▶ _DIRECTION_: Copy out each line containing "right" from the entries below.

▶ _Figure record listings_:
———
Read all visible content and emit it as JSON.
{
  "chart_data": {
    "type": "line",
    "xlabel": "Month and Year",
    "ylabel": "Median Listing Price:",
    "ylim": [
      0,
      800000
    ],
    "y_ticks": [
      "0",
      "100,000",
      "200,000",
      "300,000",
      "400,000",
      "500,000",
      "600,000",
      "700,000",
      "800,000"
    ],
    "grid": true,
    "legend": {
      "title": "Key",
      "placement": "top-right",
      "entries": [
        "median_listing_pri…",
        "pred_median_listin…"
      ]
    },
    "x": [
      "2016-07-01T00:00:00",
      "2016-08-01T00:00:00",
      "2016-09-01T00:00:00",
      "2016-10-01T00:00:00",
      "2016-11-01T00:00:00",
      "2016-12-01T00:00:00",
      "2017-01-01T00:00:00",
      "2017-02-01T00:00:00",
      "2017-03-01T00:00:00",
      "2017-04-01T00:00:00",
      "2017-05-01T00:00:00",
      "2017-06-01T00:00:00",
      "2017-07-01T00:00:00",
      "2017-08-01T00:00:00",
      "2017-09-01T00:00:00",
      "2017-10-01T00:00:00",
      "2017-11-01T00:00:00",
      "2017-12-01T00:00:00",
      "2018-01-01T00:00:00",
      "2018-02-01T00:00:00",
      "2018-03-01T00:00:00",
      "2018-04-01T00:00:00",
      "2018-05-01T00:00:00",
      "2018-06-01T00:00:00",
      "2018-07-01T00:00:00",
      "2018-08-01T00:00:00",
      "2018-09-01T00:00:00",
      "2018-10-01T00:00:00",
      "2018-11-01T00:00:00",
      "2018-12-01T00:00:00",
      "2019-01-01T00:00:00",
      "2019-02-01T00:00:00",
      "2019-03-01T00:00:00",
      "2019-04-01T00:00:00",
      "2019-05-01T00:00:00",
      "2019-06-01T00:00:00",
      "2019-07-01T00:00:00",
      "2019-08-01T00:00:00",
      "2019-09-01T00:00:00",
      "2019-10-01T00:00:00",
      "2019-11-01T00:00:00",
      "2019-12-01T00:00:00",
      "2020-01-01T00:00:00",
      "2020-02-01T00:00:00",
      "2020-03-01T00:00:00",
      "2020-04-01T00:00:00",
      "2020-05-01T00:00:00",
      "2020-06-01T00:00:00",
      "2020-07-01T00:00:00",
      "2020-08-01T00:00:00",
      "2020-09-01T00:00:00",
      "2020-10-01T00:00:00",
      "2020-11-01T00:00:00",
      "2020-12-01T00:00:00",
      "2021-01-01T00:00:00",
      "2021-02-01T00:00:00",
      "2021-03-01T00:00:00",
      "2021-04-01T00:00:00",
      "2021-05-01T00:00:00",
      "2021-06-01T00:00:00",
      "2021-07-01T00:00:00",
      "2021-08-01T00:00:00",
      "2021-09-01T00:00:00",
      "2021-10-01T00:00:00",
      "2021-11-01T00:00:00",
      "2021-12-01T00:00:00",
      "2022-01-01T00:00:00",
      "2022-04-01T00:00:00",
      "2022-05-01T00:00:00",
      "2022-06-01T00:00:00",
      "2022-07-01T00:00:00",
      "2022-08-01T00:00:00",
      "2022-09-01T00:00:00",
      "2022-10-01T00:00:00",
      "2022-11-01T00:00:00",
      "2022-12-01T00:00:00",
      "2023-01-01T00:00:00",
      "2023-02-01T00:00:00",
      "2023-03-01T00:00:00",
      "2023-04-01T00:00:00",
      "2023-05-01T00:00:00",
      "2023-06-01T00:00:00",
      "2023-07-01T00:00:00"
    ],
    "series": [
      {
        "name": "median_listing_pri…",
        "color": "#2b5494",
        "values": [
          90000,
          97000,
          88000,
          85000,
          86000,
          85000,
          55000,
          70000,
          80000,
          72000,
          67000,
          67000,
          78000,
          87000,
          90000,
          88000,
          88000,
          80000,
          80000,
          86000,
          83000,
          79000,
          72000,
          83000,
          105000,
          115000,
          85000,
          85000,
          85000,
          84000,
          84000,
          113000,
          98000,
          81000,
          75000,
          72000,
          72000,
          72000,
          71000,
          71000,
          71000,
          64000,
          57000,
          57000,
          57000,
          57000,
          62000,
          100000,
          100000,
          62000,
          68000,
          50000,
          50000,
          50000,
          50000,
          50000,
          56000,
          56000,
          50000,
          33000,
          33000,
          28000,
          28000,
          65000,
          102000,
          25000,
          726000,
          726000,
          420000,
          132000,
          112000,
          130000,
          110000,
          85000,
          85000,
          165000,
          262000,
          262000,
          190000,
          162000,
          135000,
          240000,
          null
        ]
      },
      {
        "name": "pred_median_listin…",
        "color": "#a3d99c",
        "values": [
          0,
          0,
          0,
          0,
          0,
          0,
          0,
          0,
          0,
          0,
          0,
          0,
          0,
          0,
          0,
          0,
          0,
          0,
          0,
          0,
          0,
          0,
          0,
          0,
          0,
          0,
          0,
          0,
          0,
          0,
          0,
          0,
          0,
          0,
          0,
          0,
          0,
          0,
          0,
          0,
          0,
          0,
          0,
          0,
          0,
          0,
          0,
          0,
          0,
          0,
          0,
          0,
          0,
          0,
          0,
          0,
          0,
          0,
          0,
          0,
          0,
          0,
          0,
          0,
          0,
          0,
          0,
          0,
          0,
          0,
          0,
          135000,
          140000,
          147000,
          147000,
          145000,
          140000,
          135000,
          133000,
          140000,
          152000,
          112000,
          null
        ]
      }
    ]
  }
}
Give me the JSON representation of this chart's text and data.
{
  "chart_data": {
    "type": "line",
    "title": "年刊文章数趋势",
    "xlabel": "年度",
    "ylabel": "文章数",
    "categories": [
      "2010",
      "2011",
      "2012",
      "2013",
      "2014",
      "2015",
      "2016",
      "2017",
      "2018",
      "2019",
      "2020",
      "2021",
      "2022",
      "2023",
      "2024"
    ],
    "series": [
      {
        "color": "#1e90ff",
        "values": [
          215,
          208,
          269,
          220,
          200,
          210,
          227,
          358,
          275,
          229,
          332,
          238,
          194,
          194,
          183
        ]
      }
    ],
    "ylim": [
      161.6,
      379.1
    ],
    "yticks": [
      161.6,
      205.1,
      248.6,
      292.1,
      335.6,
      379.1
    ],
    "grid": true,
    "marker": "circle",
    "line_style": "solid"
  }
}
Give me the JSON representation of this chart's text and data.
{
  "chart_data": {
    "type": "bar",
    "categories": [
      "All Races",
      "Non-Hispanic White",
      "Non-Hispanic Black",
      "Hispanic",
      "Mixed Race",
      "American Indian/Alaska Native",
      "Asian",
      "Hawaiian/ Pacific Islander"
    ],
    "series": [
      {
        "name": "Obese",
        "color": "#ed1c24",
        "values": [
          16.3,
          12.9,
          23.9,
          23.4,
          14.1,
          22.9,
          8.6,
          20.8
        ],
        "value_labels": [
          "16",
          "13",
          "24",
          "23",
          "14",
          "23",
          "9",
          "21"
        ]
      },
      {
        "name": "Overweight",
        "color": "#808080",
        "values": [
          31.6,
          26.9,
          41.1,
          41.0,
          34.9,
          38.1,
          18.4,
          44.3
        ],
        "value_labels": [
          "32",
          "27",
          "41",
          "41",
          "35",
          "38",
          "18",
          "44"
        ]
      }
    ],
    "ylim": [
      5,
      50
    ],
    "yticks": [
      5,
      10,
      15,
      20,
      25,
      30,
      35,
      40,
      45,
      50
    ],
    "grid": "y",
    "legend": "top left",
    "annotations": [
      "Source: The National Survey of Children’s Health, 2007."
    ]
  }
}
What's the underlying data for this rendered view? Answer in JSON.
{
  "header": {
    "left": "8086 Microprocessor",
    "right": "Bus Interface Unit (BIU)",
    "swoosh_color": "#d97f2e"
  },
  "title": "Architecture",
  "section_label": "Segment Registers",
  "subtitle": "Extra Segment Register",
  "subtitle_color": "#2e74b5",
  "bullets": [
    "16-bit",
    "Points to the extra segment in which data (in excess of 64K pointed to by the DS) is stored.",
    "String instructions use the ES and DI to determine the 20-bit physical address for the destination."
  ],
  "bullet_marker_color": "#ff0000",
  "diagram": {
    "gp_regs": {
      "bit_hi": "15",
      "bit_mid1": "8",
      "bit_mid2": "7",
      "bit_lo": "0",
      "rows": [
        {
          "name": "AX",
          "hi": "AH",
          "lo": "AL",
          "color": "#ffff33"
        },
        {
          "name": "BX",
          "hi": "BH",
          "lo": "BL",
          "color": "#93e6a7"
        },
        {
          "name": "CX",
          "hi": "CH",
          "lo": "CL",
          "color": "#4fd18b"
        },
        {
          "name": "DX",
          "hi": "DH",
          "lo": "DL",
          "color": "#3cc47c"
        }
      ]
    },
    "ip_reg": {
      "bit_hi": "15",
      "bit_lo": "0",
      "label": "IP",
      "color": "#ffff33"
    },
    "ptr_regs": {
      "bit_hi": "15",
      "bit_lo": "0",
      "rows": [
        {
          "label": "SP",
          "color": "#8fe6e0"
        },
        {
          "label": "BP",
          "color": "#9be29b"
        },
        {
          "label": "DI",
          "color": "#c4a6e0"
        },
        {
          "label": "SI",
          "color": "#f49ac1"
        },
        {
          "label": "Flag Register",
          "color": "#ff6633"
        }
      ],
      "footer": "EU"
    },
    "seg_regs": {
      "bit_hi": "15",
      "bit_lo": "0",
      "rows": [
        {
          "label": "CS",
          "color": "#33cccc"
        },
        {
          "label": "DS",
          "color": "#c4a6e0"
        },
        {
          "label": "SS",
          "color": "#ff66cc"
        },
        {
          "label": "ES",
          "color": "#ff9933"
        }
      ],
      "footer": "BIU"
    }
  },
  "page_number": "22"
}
———
▶ _FULL RESPONSE_:
      "placement": "top-right",
    "right": "Bus Interface Unit (BIU)",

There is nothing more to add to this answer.